[Begin]

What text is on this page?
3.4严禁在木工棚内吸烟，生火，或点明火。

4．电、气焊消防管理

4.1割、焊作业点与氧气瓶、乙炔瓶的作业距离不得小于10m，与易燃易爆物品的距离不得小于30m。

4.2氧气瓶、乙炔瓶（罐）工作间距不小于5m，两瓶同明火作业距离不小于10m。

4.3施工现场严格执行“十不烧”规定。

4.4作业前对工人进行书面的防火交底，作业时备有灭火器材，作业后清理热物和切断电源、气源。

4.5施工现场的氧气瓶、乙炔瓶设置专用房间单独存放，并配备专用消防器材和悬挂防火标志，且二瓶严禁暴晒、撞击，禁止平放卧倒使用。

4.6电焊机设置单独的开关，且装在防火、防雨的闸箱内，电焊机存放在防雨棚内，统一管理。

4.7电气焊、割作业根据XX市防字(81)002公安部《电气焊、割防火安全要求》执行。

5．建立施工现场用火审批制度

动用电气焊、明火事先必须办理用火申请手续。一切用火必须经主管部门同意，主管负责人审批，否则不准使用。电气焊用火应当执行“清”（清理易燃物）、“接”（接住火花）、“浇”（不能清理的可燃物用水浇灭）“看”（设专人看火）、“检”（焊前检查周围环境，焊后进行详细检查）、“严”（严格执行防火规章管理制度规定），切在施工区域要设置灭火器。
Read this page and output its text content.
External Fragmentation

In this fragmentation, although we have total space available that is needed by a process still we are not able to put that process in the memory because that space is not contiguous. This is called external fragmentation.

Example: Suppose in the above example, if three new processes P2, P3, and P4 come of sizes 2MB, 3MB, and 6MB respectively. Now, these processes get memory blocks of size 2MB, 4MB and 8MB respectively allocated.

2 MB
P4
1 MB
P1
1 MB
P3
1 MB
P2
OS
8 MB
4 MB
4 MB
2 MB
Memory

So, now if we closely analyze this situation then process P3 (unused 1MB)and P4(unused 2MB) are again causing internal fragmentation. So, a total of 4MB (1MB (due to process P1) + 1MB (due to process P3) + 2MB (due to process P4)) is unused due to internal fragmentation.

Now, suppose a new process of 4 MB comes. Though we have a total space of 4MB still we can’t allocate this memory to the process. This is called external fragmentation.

[End]

*GIVEN EXERCISE*.
Pull out every line above that holds the word "page".

*FULL RESPONSE*.
What text is on this page?
Read this page and output its text content.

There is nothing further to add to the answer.